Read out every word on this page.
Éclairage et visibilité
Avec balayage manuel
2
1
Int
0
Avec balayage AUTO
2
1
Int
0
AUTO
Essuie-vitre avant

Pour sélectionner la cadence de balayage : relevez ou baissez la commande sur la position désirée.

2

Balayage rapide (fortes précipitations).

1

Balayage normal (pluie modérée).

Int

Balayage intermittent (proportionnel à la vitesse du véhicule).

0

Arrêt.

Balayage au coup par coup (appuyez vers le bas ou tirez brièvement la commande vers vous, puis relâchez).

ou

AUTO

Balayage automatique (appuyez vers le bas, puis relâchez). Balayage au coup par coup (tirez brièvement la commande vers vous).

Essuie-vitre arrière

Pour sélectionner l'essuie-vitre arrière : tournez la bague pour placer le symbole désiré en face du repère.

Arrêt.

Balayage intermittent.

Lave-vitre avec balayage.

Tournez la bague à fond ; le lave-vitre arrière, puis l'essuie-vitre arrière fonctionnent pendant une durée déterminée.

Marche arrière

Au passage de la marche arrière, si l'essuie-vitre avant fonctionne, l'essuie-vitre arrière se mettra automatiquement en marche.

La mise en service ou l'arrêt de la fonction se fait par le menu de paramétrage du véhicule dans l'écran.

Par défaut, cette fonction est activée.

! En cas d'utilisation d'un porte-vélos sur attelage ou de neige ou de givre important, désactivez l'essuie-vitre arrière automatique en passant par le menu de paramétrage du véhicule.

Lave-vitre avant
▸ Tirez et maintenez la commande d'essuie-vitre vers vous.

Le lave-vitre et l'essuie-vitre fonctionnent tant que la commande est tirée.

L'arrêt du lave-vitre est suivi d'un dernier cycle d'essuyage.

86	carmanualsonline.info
==
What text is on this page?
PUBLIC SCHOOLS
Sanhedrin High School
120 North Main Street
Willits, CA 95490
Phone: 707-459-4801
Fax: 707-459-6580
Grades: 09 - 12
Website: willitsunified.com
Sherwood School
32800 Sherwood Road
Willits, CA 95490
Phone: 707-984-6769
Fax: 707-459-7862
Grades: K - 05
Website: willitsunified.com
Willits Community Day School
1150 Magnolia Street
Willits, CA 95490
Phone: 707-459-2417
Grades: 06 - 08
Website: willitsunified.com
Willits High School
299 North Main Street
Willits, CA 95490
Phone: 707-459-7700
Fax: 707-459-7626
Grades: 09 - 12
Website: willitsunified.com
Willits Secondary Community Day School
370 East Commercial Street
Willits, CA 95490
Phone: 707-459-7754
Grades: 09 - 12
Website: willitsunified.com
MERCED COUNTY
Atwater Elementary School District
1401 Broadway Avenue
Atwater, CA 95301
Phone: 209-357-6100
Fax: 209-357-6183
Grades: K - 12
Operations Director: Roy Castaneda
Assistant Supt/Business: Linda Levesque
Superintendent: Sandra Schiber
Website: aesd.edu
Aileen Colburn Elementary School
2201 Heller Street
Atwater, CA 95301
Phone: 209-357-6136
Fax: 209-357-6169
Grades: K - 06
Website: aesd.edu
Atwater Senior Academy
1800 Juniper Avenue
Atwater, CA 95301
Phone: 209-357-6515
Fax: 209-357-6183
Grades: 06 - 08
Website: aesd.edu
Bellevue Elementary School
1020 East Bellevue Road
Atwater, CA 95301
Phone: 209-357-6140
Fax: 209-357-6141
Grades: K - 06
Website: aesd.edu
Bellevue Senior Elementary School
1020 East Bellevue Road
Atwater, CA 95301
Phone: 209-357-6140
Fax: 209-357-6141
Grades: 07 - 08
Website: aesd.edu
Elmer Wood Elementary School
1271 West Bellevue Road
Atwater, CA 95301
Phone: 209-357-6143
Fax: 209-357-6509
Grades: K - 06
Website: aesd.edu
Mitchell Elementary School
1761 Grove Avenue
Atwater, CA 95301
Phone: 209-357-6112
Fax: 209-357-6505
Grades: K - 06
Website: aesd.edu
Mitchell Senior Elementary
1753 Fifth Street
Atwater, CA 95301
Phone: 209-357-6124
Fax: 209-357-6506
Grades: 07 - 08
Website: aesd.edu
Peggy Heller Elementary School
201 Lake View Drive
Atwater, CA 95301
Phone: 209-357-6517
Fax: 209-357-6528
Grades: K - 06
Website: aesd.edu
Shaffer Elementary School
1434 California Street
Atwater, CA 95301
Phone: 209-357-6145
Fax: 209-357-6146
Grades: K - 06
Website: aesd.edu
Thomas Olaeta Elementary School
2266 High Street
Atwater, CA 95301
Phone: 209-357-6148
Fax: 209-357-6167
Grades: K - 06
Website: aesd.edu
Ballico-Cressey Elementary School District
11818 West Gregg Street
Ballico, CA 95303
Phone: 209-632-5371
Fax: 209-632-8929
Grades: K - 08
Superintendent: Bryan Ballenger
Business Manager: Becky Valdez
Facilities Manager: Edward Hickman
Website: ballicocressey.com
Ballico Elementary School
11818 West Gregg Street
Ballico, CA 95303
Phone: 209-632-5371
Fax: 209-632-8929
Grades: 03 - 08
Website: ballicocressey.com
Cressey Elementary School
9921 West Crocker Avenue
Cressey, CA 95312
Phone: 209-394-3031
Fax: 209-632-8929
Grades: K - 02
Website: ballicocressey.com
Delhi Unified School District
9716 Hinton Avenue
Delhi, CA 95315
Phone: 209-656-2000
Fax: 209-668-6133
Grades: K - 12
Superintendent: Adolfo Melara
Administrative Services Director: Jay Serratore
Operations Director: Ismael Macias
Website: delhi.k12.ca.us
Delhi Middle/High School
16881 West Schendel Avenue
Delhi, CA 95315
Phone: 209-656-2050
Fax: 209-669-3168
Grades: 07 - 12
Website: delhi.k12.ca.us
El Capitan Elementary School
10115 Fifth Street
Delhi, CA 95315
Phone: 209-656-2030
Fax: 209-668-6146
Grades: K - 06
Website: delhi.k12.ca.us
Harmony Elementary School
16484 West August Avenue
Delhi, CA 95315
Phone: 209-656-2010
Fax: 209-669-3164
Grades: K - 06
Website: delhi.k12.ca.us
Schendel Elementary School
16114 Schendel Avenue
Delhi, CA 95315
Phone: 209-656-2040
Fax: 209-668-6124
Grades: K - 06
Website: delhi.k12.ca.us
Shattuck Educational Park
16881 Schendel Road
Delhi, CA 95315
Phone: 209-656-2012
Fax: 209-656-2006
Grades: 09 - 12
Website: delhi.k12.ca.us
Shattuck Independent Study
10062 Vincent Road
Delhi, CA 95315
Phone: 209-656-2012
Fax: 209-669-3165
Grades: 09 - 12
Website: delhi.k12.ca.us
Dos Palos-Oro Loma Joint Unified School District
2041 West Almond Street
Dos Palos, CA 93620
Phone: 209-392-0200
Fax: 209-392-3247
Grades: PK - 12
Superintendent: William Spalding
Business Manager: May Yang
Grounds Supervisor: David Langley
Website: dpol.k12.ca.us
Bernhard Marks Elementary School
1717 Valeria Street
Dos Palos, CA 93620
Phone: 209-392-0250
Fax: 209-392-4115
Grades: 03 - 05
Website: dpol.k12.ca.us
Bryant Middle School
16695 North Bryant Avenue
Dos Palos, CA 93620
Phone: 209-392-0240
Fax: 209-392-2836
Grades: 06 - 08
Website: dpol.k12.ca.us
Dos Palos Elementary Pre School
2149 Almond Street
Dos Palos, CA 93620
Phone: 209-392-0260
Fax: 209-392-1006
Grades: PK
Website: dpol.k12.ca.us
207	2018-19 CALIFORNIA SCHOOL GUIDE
---
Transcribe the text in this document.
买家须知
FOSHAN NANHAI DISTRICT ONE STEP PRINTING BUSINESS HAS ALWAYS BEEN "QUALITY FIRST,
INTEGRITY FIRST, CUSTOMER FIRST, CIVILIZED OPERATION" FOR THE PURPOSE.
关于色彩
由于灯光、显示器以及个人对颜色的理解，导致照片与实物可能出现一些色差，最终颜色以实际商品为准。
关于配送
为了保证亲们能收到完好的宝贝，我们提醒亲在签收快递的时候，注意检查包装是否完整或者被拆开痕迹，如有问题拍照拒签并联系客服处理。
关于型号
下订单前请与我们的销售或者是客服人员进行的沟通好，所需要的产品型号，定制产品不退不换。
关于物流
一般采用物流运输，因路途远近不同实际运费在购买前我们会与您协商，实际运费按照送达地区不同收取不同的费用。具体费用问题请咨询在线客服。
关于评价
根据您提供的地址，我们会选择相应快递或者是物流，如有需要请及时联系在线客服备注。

#### Brief:
Every line of the records that includes the word "Bellevue" should be gathered.

#### Response to this task:
Bellevue Elementary School
1020 East Bellevue Road
Bellevue Senior Elementary School
1020 East Bellevue Road
1271 West Bellevue Road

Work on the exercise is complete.